■ **DIRECTIONS**
Only the lines from the line holding "Decode this image" through the final line of the entries below are to be returned, exactly as they stand.

---------- AVAILABLE DATA

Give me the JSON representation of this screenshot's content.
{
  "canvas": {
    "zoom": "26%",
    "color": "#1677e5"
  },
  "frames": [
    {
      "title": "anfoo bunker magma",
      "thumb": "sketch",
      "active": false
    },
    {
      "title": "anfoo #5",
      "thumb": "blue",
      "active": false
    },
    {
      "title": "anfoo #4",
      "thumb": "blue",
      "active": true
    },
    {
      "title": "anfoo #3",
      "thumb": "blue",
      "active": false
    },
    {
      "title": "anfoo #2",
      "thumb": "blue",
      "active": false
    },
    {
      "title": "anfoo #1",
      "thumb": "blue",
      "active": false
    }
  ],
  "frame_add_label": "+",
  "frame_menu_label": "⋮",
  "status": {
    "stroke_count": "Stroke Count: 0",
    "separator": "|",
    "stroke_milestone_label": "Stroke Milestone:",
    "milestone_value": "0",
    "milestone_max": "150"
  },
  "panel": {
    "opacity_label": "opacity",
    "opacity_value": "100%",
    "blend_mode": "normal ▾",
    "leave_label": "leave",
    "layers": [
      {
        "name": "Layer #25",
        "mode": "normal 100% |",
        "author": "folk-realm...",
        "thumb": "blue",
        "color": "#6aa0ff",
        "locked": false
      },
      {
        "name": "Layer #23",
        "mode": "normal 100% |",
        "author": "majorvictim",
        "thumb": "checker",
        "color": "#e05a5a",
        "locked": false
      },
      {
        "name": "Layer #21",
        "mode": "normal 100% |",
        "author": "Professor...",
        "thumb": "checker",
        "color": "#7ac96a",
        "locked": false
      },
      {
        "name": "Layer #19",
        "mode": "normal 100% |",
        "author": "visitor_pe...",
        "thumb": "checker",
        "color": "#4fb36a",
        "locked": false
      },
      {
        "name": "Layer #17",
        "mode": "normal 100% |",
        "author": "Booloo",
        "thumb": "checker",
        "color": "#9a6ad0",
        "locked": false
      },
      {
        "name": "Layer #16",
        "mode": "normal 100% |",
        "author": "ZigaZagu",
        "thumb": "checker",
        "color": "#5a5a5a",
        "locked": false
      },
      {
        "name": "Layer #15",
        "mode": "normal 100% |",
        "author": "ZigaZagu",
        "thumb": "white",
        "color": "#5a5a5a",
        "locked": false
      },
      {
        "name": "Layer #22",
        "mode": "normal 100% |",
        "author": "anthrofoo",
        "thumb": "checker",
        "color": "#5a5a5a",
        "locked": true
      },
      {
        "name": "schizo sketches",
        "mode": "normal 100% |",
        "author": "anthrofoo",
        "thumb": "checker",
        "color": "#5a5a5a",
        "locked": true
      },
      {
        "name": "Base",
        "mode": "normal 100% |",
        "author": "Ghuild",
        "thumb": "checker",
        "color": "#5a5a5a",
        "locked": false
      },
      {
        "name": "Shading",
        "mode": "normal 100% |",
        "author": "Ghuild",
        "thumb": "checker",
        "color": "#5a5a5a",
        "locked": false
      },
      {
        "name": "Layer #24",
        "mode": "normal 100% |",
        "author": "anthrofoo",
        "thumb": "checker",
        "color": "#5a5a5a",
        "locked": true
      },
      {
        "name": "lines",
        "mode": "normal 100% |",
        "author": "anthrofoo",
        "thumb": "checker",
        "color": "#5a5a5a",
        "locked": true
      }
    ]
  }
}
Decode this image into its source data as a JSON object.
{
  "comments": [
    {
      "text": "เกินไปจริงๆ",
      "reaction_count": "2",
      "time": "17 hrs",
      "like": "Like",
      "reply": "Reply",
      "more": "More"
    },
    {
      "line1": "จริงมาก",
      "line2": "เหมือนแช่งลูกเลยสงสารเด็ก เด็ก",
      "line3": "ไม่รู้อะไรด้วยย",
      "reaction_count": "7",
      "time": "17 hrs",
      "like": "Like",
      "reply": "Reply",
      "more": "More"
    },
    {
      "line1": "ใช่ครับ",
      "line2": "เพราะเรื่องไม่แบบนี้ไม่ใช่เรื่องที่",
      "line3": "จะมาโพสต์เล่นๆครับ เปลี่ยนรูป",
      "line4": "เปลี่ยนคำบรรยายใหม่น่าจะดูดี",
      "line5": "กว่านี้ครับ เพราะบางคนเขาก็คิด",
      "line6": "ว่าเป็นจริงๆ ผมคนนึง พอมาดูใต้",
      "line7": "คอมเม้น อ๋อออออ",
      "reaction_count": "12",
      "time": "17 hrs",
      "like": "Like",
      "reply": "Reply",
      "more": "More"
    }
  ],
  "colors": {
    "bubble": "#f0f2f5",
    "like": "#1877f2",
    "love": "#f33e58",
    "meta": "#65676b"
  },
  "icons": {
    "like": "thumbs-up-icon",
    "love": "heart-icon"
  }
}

--------------------

■ **TASK SOLUTION**
Decode this image into its source data as a JSON object.
{
  "comments": [
    {
      "text": "เกินไปจริงๆ",
      "reaction_count": "2",
      "time": "17 hrs",
      "like": "Like",
      "reply": "Reply",
      "more": "More"
    },
    {
      "line1": "จริงมาก",
      "line2": "เหมือนแช่งลูกเลยสงสารเด็ก เด็ก",
      "line3": "ไม่รู้อะไรด้วยย",
      "reaction_count": "7",
      "time": "17 hrs",
      "like": "Like",
      "reply": "Reply",
      "more": "More"
    },
    {
      "line1": "ใช่ครับ",
      "line2": "เพราะเรื่องไม่แบบนี้ไม่ใช่เรื่องที่",
      "line3": "จะมาโพสต์เล่นๆครับ เปลี่ยนรูป",
      "line4": "เปลี่ยนคำบรรยายใหม่น่าจะดูดี",
      "line5": "กว่านี้ครับ เพราะบางคนเขาก็คิด",
      "line6": "ว่าเป็นจริงๆ ผมคนนึง พอมาดูใต้",
      "line7": "คอมเม้น อ๋อออออ",
      "reaction_count": "12",
      "time": "17 hrs",
      "like": "Like",
      "reply": "Reply",
      "more": "More"
    }
  ],
  "colors": {
    "bubble": "#f0f2f5",
    "like": "#1877f2",
    "love": "#f33e58",
    "meta": "#65676b"
  },
  "icons": {
    "like": "thumbs-up-icon",
    "love": "heart-icon"
  }
}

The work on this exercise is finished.